■ Exercise
Look through the data below and report how many lines include "filter". Only the number should be given.

■ Information supplied

■ ■ ■ ■

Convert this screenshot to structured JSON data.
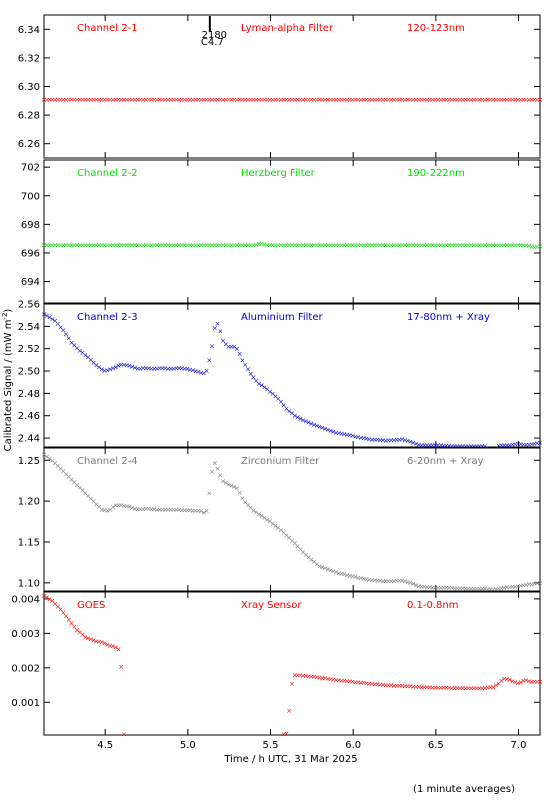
{
  "chart_data": {
    "type": "scatter",
    "xlabel": "Time / h UTC, 31 Mar 2025",
    "ylabel": "Calibrated Signal / (mW m",
    "ylabel_sup": "-2",
    "ylabel_end": ")",
    "xlim": [
      4.13,
      7.13
    ],
    "x_ticks": [
      4.5,
      5.0,
      5.5,
      6.0,
      6.5,
      7.0
    ],
    "x_tick_labels": [
      "4.5",
      "5.0",
      "5.5",
      "6.0",
      "6.5",
      "7.0"
    ],
    "footnote": "(1 minute averages)",
    "marker_text": {
      "top": "2180",
      "bottom": "C4.7",
      "x": 5.13
    },
    "panels": [
      {
        "channel": "Channel 2-1",
        "filter": "Lyman-alpha Filter",
        "band": "120-123nm",
        "color": "#ff0000",
        "ylim": [
          6.25,
          6.35
        ],
        "y_ticks": [
          6.26,
          6.28,
          6.3,
          6.32,
          6.34
        ],
        "y_tick_labels": [
          "6.26",
          "6.28",
          "6.30",
          "6.32",
          "6.34"
        ],
        "series": [
          [
            4.13,
            6.291
          ],
          [
            7.13,
            6.291
          ]
        ]
      },
      {
        "channel": "Channel 2-2",
        "filter": "Herzberg Filter",
        "band": "190-222nm",
        "color": "#00e000",
        "ylim": [
          692.5,
          702.5
        ],
        "y_ticks": [
          694,
          696,
          698,
          700,
          702
        ],
        "y_tick_labels": [
          "694",
          "696",
          "698",
          "700",
          "702"
        ],
        "series": [
          [
            4.13,
            696.55
          ],
          [
            5.4,
            696.55
          ],
          [
            5.44,
            696.7
          ],
          [
            5.48,
            696.55
          ],
          [
            7.05,
            696.55
          ],
          [
            7.1,
            696.4
          ],
          [
            7.13,
            696.5
          ]
        ]
      },
      {
        "channel": "Channel 2-3",
        "filter": "Aluminium Filter",
        "band": "17-80nm + Xray",
        "color": "#0000cc",
        "ylim": [
          2.432,
          2.56
        ],
        "y_ticks": [
          2.44,
          2.46,
          2.48,
          2.5,
          2.52,
          2.54,
          2.56
        ],
        "y_tick_labels": [
          "2.44",
          "2.46",
          "2.48",
          "2.50",
          "2.52",
          "2.54",
          "2.56"
        ],
        "series": [
          [
            4.13,
            2.551
          ],
          [
            4.2,
            2.545
          ],
          [
            4.25,
            2.536
          ],
          [
            4.3,
            2.525
          ],
          [
            4.35,
            2.518
          ],
          [
            4.4,
            2.512
          ],
          [
            4.45,
            2.505
          ],
          [
            4.5,
            2.5
          ],
          [
            4.55,
            2.503
          ],
          [
            4.6,
            2.506
          ],
          [
            4.65,
            2.505
          ],
          [
            4.7,
            2.502
          ],
          [
            4.75,
            2.503
          ],
          [
            4.8,
            2.502
          ],
          [
            4.85,
            2.503
          ],
          [
            4.9,
            2.502
          ],
          [
            4.95,
            2.503
          ],
          [
            5.0,
            2.502
          ],
          [
            5.05,
            2.5
          ],
          [
            5.1,
            2.498
          ],
          [
            5.12,
            2.502
          ],
          [
            5.15,
            2.525
          ],
          [
            5.17,
            2.545
          ],
          [
            5.19,
            2.54
          ],
          [
            5.21,
            2.528
          ],
          [
            5.24,
            2.522
          ],
          [
            5.28,
            2.522
          ],
          [
            5.3,
            2.52
          ],
          [
            5.33,
            2.51
          ],
          [
            5.37,
            2.5
          ],
          [
            5.42,
            2.49
          ],
          [
            5.48,
            2.484
          ],
          [
            5.55,
            2.475
          ],
          [
            5.6,
            2.466
          ],
          [
            5.65,
            2.46
          ],
          [
            5.7,
            2.456
          ],
          [
            5.8,
            2.45
          ],
          [
            5.9,
            2.445
          ],
          [
            6.0,
            2.442
          ],
          [
            6.1,
            2.439
          ],
          [
            6.2,
            2.438
          ],
          [
            6.3,
            2.439
          ],
          [
            6.35,
            2.437
          ],
          [
            6.4,
            2.434
          ],
          [
            6.5,
            2.434
          ],
          [
            6.6,
            2.433
          ],
          [
            6.7,
            2.433
          ],
          [
            6.8,
            2.433
          ],
          [
            6.85,
            2.432
          ],
          [
            6.9,
            2.434
          ],
          [
            6.95,
            2.434
          ],
          [
            7.0,
            2.435
          ],
          [
            7.05,
            2.434
          ],
          [
            7.13,
            2.436
          ]
        ]
      },
      {
        "channel": "Channel 2-4",
        "filter": "Zirconium Filter",
        "band": "6-20nm + Xray",
        "color": "#7a7a7a",
        "ylim": [
          1.09,
          1.265
        ],
        "y_ticks": [
          1.1,
          1.15,
          1.2,
          1.25
        ],
        "y_tick_labels": [
          "1.10",
          "1.15",
          "1.20",
          "1.25"
        ],
        "series": [
          [
            4.13,
            1.257
          ],
          [
            4.18,
            1.25
          ],
          [
            4.23,
            1.24
          ],
          [
            4.28,
            1.23
          ],
          [
            4.33,
            1.22
          ],
          [
            4.38,
            1.21
          ],
          [
            4.43,
            1.2
          ],
          [
            4.48,
            1.19
          ],
          [
            4.52,
            1.188
          ],
          [
            4.56,
            1.195
          ],
          [
            4.6,
            1.195
          ],
          [
            4.65,
            1.193
          ],
          [
            4.7,
            1.19
          ],
          [
            4.75,
            1.191
          ],
          [
            4.8,
            1.19
          ],
          [
            4.9,
            1.19
          ],
          [
            5.0,
            1.189
          ],
          [
            5.08,
            1.188
          ],
          [
            5.1,
            1.186
          ],
          [
            5.12,
            1.19
          ],
          [
            5.14,
            1.23
          ],
          [
            5.16,
            1.248
          ],
          [
            5.18,
            1.24
          ],
          [
            5.21,
            1.225
          ],
          [
            5.25,
            1.22
          ],
          [
            5.3,
            1.216
          ],
          [
            5.34,
            1.2
          ],
          [
            5.4,
            1.188
          ],
          [
            5.45,
            1.182
          ],
          [
            5.5,
            1.175
          ],
          [
            5.55,
            1.167
          ],
          [
            5.6,
            1.158
          ],
          [
            5.65,
            1.148
          ],
          [
            5.7,
            1.137
          ],
          [
            5.75,
            1.128
          ],
          [
            5.8,
            1.12
          ],
          [
            5.9,
            1.113
          ],
          [
            6.0,
            1.108
          ],
          [
            6.1,
            1.104
          ],
          [
            6.2,
            1.102
          ],
          [
            6.3,
            1.103
          ],
          [
            6.35,
            1.1
          ],
          [
            6.4,
            1.096
          ],
          [
            6.5,
            1.094
          ],
          [
            6.6,
            1.094
          ],
          [
            6.7,
            1.093
          ],
          [
            6.8,
            1.093
          ],
          [
            6.85,
            1.092
          ],
          [
            6.9,
            1.094
          ],
          [
            6.95,
            1.095
          ],
          [
            7.0,
            1.096
          ],
          [
            7.05,
            1.098
          ],
          [
            7.13,
            1.1
          ]
        ]
      },
      {
        "channel": "GOES",
        "filter": "Xray Sensor",
        "band": "0.1-0.8nm",
        "color": "#ff0000",
        "ylim": [
          5e-05,
          0.0042
        ],
        "y_ticks": [
          0.001,
          0.002,
          0.003,
          0.004
        ],
        "y_tick_labels": [
          "0.001",
          "0.002",
          "0.003",
          "0.004"
        ],
        "series": [
          [
            4.13,
            0.0041
          ],
          [
            4.18,
            0.00395
          ],
          [
            4.23,
            0.0037
          ],
          [
            4.28,
            0.0034
          ],
          [
            4.33,
            0.0031
          ],
          [
            4.38,
            0.0029
          ],
          [
            4.43,
            0.0028
          ],
          [
            4.48,
            0.00275
          ],
          [
            4.53,
            0.00265
          ],
          [
            4.57,
            0.0026
          ],
          [
            4.58,
            0.00255
          ],
          [
            4.59,
            0.0023
          ],
          [
            4.6,
            0.0019
          ],
          [
            4.61,
            8e-05
          ],
          [
            4.7,
            6e-05
          ],
          [
            4.8,
            6e-05
          ],
          [
            4.9,
            6e-05
          ],
          [
            5.0,
            6e-05
          ],
          [
            5.1,
            6e-05
          ],
          [
            5.2,
            6e-05
          ],
          [
            5.3,
            6e-05
          ],
          [
            5.4,
            6e-05
          ],
          [
            5.5,
            6e-05
          ],
          [
            5.57,
            7e-05
          ],
          [
            5.6,
            0.0001
          ],
          [
            5.61,
            0.0005
          ],
          [
            5.62,
            0.0013
          ],
          [
            5.64,
            0.0018
          ],
          [
            5.7,
            0.00178
          ],
          [
            5.8,
            0.00172
          ],
          [
            5.9,
            0.00165
          ],
          [
            6.0,
            0.0016
          ],
          [
            6.1,
            0.00155
          ],
          [
            6.2,
            0.0015
          ],
          [
            6.3,
            0.00148
          ],
          [
            6.4,
            0.00145
          ],
          [
            6.5,
            0.00143
          ],
          [
            6.6,
            0.00142
          ],
          [
            6.7,
            0.00142
          ],
          [
            6.8,
            0.00142
          ],
          [
            6.85,
            0.00145
          ],
          [
            6.88,
            0.00155
          ],
          [
            6.91,
            0.0017
          ],
          [
            6.95,
            0.00165
          ],
          [
            7.0,
            0.00155
          ],
          [
            7.04,
            0.00165
          ],
          [
            7.08,
            0.0016
          ],
          [
            7.13,
            0.0016
          ]
        ]
      }
    ]
  }
}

■ ■ ■ ■

■ Task solution
5